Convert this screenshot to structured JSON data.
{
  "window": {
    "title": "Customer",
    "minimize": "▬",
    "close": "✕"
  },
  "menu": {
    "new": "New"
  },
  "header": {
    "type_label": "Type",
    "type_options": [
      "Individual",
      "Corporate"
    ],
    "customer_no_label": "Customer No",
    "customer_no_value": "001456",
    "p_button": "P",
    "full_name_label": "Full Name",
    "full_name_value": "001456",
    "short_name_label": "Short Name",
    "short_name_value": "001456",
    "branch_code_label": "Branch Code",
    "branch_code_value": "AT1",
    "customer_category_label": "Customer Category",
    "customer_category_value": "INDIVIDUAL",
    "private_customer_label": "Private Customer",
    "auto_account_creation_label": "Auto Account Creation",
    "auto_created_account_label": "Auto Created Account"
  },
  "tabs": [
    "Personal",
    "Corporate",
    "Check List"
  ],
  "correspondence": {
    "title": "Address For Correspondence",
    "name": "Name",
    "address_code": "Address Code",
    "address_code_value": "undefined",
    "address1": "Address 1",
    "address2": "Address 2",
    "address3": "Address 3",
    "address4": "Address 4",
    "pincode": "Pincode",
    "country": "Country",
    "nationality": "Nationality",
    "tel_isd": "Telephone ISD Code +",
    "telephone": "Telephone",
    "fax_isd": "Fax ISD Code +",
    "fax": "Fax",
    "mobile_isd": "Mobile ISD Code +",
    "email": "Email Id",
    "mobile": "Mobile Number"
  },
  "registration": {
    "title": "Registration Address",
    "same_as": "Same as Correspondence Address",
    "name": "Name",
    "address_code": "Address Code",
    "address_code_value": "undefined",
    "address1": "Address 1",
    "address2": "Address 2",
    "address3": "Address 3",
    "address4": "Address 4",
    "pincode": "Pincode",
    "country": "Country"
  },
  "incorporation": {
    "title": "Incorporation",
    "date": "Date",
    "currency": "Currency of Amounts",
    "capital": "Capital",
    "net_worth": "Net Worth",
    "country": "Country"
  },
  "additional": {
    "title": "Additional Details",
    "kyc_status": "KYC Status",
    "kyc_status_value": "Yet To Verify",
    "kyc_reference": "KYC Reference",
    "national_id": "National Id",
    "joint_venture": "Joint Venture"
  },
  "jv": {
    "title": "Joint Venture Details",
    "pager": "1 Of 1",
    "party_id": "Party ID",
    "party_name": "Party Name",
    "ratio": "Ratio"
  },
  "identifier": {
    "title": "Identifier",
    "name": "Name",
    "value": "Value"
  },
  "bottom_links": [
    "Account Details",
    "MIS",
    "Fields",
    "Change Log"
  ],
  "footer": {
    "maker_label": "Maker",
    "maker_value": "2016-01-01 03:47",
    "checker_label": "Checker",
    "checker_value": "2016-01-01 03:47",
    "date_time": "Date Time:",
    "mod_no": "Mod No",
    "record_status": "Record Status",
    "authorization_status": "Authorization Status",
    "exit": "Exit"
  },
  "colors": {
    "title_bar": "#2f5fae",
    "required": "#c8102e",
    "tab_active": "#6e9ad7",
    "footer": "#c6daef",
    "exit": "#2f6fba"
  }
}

What the task asks:
Return every entry verbatim.

Result of this task:
Convert this screenshot to structured JSON data.
{
  "window": {
    "title": "Customer",
    "minimize": "▬",
    "close": "✕"
  },
  "menu": {
    "new": "New"
  },
  "header": {
    "type_label": "Type",
    "type_options": [
      "Individual",
      "Corporate"
    ],
    "customer_no_label": "Customer No",
    "customer_no_value": "001456",
    "p_button": "P",
    "full_name_label": "Full Name",
    "full_name_value": "001456",
    "short_name_label": "Short Name",
    "short_name_value": "001456",
    "branch_code_label": "Branch Code",
    "branch_code_value": "AT1",
    "customer_category_label": "Customer Category",
    "customer_category_value": "INDIVIDUAL",
    "private_customer_label": "Private Customer",
    "auto_account_creation_label": "Auto Account Creation",
    "auto_created_account_label": "Auto Created Account"
  },
  "tabs": [
    "Personal",
    "Corporate",
    "Check List"
  ],
  "correspondence": {
    "title": "Address For Correspondence",
    "name": "Name",
    "address_code": "Address Code",
    "address_code_value": "undefined",
    "address1": "Address 1",
    "address2": "Address 2",
    "address3": "Address 3",
    "address4": "Address 4",
    "pincode": "Pincode",
    "country": "Country",
    "nationality": "Nationality",
    "tel_isd": "Telephone ISD Code +",
    "telephone": "Telephone",
    "fax_isd": "Fax ISD Code +",
    "fax": "Fax",
    "mobile_isd": "Mobile ISD Code +",
    "email": "Email Id",
    "mobile": "Mobile Number"
  },
  "registration": {
    "title": "Registration Address",
    "same_as": "Same as Correspondence Address",
    "name": "Name",
    "address_code": "Address Code",
    "address_code_value": "undefined",
    "address1": "Address 1",
    "address2": "Address 2",
    "address3": "Address 3",
    "address4": "Address 4",
    "pincode": "Pincode",
    "country": "Country"
  },
  "incorporation": {
    "title": "Incorporation",
    "date": "Date",
    "currency": "Currency of Amounts",
    "capital": "Capital",
    "net_worth": "Net Worth",
    "country": "Country"
  },
  "additional": {
    "title": "Additional Details",
    "kyc_status": "KYC Status",
    "kyc_status_value": "Yet To Verify",
    "kyc_reference": "KYC Reference",
    "national_id": "National Id",
    "joint_venture": "Joint Venture"
  },
  "jv": {
    "title": "Joint Venture Details",
    "pager": "1 Of 1",
    "party_id": "Party ID",
    "party_name": "Party Name",
    "ratio": "Ratio"
  },
  "identifier": {
    "title": "Identifier",
    "name": "Name",
    "value": "Value"
  },
  "bottom_links": [
    "Account Details",
    "MIS",
    "Fields",
    "Change Log"
  ],
  "footer": {
    "maker_label": "Maker",
    "maker_value": "2016-01-01 03:47",
    "checker_label": "Checker",
    "checker_value": "2016-01-01 03:47",
    "date_time": "Date Time:",
    "mod_no": "Mod No",
    "record_status": "Record Status",
    "authorization_status": "Authorization Status",
    "exit": "Exit"
  },
  "colors": {
    "title_bar": "#2f5fae",
    "required": "#c8102e",
    "tab_active": "#6e9ad7",
    "footer": "#c6daef",
    "exit": "#2f6fba"
  }
}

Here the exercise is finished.